┌────────

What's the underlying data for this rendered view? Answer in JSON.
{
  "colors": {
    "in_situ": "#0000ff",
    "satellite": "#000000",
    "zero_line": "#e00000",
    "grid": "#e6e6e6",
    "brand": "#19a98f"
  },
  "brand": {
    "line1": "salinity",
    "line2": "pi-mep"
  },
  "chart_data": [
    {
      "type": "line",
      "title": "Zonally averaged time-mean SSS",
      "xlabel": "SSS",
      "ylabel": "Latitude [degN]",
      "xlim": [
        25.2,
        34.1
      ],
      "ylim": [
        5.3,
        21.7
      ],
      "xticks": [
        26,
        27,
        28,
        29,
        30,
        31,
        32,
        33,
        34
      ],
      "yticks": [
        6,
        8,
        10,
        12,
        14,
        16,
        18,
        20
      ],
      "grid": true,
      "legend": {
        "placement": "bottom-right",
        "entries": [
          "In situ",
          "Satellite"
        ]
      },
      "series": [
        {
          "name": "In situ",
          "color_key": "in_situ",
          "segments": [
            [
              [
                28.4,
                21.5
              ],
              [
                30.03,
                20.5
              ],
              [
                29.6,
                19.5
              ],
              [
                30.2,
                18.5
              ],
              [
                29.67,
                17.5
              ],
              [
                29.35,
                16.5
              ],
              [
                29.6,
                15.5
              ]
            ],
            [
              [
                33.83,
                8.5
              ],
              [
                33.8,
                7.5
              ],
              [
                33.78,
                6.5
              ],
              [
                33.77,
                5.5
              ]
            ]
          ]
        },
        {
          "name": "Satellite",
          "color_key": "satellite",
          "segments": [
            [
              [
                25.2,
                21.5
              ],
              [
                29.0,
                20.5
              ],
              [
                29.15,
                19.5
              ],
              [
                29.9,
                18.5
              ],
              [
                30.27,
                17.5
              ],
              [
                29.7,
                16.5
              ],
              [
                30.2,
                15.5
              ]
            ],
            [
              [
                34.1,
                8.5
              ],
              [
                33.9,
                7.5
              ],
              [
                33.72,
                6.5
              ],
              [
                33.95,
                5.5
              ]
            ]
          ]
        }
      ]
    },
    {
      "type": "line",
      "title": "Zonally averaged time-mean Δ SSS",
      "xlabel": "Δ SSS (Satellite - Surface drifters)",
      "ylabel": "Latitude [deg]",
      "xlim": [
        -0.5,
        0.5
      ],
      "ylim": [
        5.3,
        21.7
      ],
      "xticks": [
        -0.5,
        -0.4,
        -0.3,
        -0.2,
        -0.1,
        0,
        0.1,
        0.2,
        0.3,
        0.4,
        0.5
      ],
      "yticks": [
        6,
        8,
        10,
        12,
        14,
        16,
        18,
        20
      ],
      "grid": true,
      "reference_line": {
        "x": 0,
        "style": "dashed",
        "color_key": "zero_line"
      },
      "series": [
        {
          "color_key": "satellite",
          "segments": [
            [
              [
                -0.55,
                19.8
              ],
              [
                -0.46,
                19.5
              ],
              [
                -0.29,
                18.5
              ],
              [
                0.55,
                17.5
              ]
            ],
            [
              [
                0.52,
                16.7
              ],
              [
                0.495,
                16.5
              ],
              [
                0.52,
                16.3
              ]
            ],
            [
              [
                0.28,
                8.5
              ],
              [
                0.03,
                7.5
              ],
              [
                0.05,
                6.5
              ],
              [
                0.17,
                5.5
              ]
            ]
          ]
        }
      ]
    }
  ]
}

└────────

**Brief:**
Find the lines above that include the string "title" and copy them.

**Solution for this exercise:**
      "title": "Zonally averaged time-mean SSS",
      "title": "Zonally averaged time-mean Δ SSS",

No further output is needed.